(Stored data)
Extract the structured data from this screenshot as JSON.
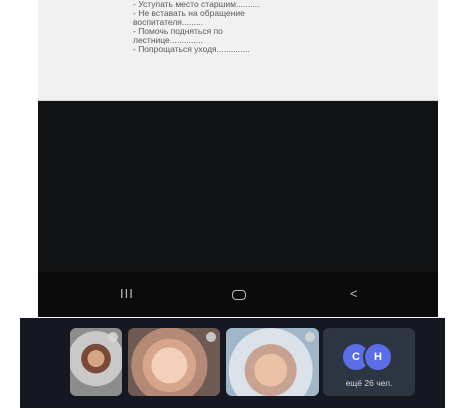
{
  "document": {
    "lines": [
      "- Уступать место старшим..........",
      "- Не вставать на обращение",
      "воспитателя.........",
      "- Помочь подняться по",
      "лестнице..............",
      "- Попрощаться уходя.............."
    ]
  },
  "navigation": {
    "recent_apps_glyph": "III",
    "home_glyph": "",
    "back_glyph": "<"
  },
  "participants": {
    "tiles": [
      {
        "label": "participant-1"
      },
      {
        "label": "participant-2"
      },
      {
        "label": "participant-3"
      }
    ],
    "extra_avatars": [
      "C",
      "H"
    ],
    "more_label": "ещё 26 чел."
  },
  "colors": {
    "avatar_bg": "#5b6ee8",
    "tray_bg": "#151820",
    "doc_bg": "#f1f1f1"
  }
}
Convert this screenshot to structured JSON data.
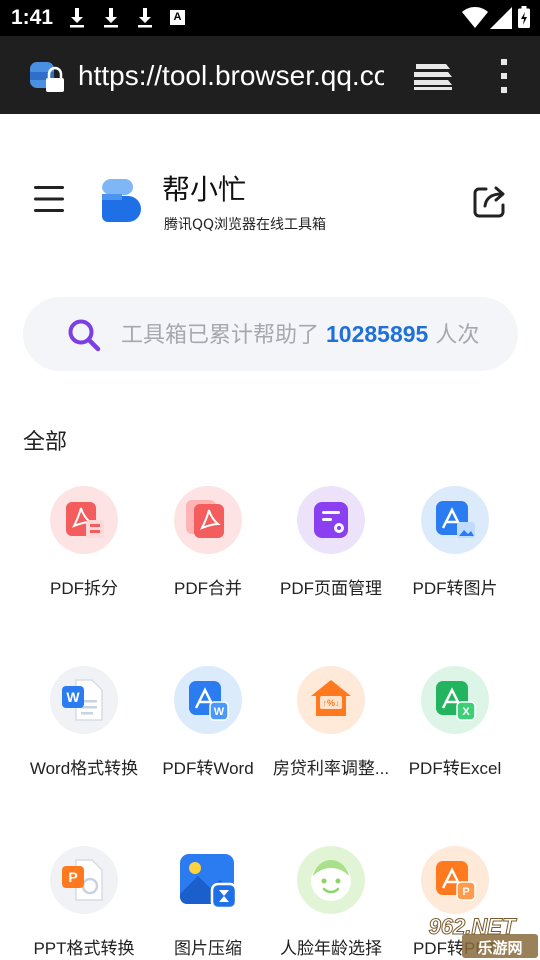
{
  "status_bar": {
    "time": "1:41",
    "notification_icons": [
      "download-icon",
      "download-icon",
      "download-icon",
      "a-icon"
    ],
    "a_icon_text": "A",
    "system_icons": [
      "wifi-icon",
      "signal-icon",
      "battery-icon"
    ]
  },
  "browser": {
    "url": "https://tool.browser.qq.com/",
    "site_icon": "lock-icon",
    "tabs_icon": "tabs-icon",
    "menu_icon": "more-vert-icon"
  },
  "header": {
    "app_name": "帮小忙",
    "app_subtitle": "腾讯QQ浏览器在线工具箱",
    "menu_icon": "hamburger-icon",
    "share_icon": "share-icon"
  },
  "search": {
    "prefix": "工具箱已累计帮助了 ",
    "count": "10285895",
    "suffix": " 人次"
  },
  "section": {
    "title": "全部"
  },
  "tools": [
    {
      "label": "PDF拆分",
      "icon": "pdf-split-icon",
      "bg": "#fde3e3",
      "fg": "#f45d5d"
    },
    {
      "label": "PDF合并",
      "icon": "pdf-merge-icon",
      "bg": "#fde3e3",
      "fg": "#f45d5d"
    },
    {
      "label": "PDF页面管理",
      "icon": "pdf-page-manage-icon",
      "bg": "#ece3fb",
      "fg": "#8a3ff0"
    },
    {
      "label": "PDF转图片",
      "icon": "pdf-to-image-icon",
      "bg": "#dcebfc",
      "fg": "#2b7cf0"
    },
    {
      "label": "Word格式转换",
      "icon": "word-convert-icon",
      "bg": "#f0f2f5",
      "fg": "#2b7cf0"
    },
    {
      "label": "PDF转Word",
      "icon": "pdf-to-word-icon",
      "bg": "#dcebfc",
      "fg": "#2b7cf0"
    },
    {
      "label": "房贷利率调整...",
      "icon": "mortgage-rate-icon",
      "bg": "#ffe9d9",
      "fg": "#ff7a1f"
    },
    {
      "label": "PDF转Excel",
      "icon": "pdf-to-excel-icon",
      "bg": "#dcf5e6",
      "fg": "#22b45f"
    },
    {
      "label": "PPT格式转换",
      "icon": "ppt-convert-icon",
      "bg": "#f0f2f5",
      "fg": "#ff7a1f"
    },
    {
      "label": "图片压缩",
      "icon": "image-compress-icon",
      "bg": "#ffffff",
      "fg": "#2b7cf0"
    },
    {
      "label": "人脸年龄选择",
      "icon": "face-age-icon",
      "bg": "#e1f5d6",
      "fg": "#8bd46a"
    },
    {
      "label": "PDF转PPT",
      "icon": "pdf-to-ppt-icon",
      "bg": "#ffe9d9",
      "fg": "#ff7a1f"
    }
  ],
  "watermark": {
    "text_top": "962.NET",
    "text_bottom": "乐游网"
  },
  "colors": {
    "accent": "#1f70d8",
    "status_bar": "#000000",
    "browser_bar": "#1f1f1f",
    "search_bg": "#f4f5f8"
  }
}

* **Directions**: Your copy should match the entries exactly, minus the pictures.

* **Response**:
Extract the structured data from this screenshot as JSON.
{
  "document": {
    "lines": [
      "- Уступать место старшим..........",
      "- Не вставать на обращение",
      "воспитателя.........",
      "- Помочь подняться по",
      "лестнице..............",
      "- Попрощаться уходя.............."
    ]
  },
  "navigation": {
    "recent_apps_glyph": "III",
    "home_glyph": "",
    "back_glyph": "<"
  },
  "participants": {
    "tiles": [
      {
        "label": "participant-1"
      },
      {
        "label": "participant-2"
      },
      {
        "label": "participant-3"
      }
    ],
    "extra_avatars": [
      "C",
      "H"
    ],
    "more_label": "ещё 26 чел."
  },
  "colors": {
    "avatar_bg": "#5b6ee8",
    "tray_bg": "#151820",
    "doc_bg": "#f1f1f1"
  }
}
Convert this screenshot to structured JSON data.
{
  "status_bar": {
    "time": "1:41",
    "notification_icons": [
      "download-icon",
      "download-icon",
      "download-icon",
      "a-icon"
    ],
    "a_icon_text": "A",
    "system_icons": [
      "wifi-icon",
      "signal-icon",
      "battery-icon"
    ]
  },
  "browser": {
    "url": "https://tool.browser.qq.com/",
    "site_icon": "lock-icon",
    "tabs_icon": "tabs-icon",
    "menu_icon": "more-vert-icon"
  },
  "header": {
    "app_name": "帮小忙",
    "app_subtitle": "腾讯QQ浏览器在线工具箱",
    "menu_icon": "hamburger-icon",
    "share_icon": "share-icon"
  },
  "search": {
    "prefix": "工具箱已累计帮助了 ",
    "count": "10285895",
    "suffix": " 人次"
  },
  "section": {
    "title": "全部"
  },
  "tools": [
    {
      "label": "PDF拆分",
      "icon": "pdf-split-icon",
      "bg": "#fde3e3",
      "fg": "#f45d5d"
    },
    {
      "label": "PDF合并",
      "icon": "pdf-merge-icon",
      "bg": "#fde3e3",
      "fg": "#f45d5d"
    },
    {
      "label": "PDF页面管理",
      "icon": "pdf-page-manage-icon",
      "bg": "#ece3fb",
      "fg": "#8a3ff0"
    },
    {
      "label": "PDF转图片",
      "icon": "pdf-to-image-icon",
      "bg": "#dcebfc",
      "fg": "#2b7cf0"
    },
    {
      "label": "Word格式转换",
      "icon": "word-convert-icon",
      "bg": "#f0f2f5",
      "fg": "#2b7cf0"
    },
    {
      "label": "PDF转Word",
      "icon": "pdf-to-word-icon",
      "bg": "#dcebfc",
      "fg": "#2b7cf0"
    },
    {
      "label": "房贷利率调整...",
      "icon": "mortgage-rate-icon",
      "bg": "#ffe9d9",
      "fg": "#ff7a1f"
    },
    {
      "label": "PDF转Excel",
      "icon": "pdf-to-excel-icon",
      "bg": "#dcf5e6",
      "fg": "#22b45f"
    },
    {
      "label": "PPT格式转换",
      "icon": "ppt-convert-icon",
      "bg": "#f0f2f5",
      "fg": "#ff7a1f"
    },
    {
      "label": "图片压缩",
      "icon": "image-compress-icon",
      "bg": "#ffffff",
      "fg": "#2b7cf0"
    },
    {
      "label": "人脸年龄选择",
      "icon": "face-age-icon",
      "bg": "#e1f5d6",
      "fg": "#8bd46a"
    },
    {
      "label": "PDF转PPT",
      "icon": "pdf-to-ppt-icon",
      "bg": "#ffe9d9",
      "fg": "#ff7a1f"
    }
  ],
  "watermark": {
    "text_top": "962.NET",
    "text_bottom": "乐游网"
  },
  "colors": {
    "accent": "#1f70d8",
    "status_bar": "#000000",
    "browser_bar": "#1f1f1f",
    "search_bg": "#f4f5f8"
  }
}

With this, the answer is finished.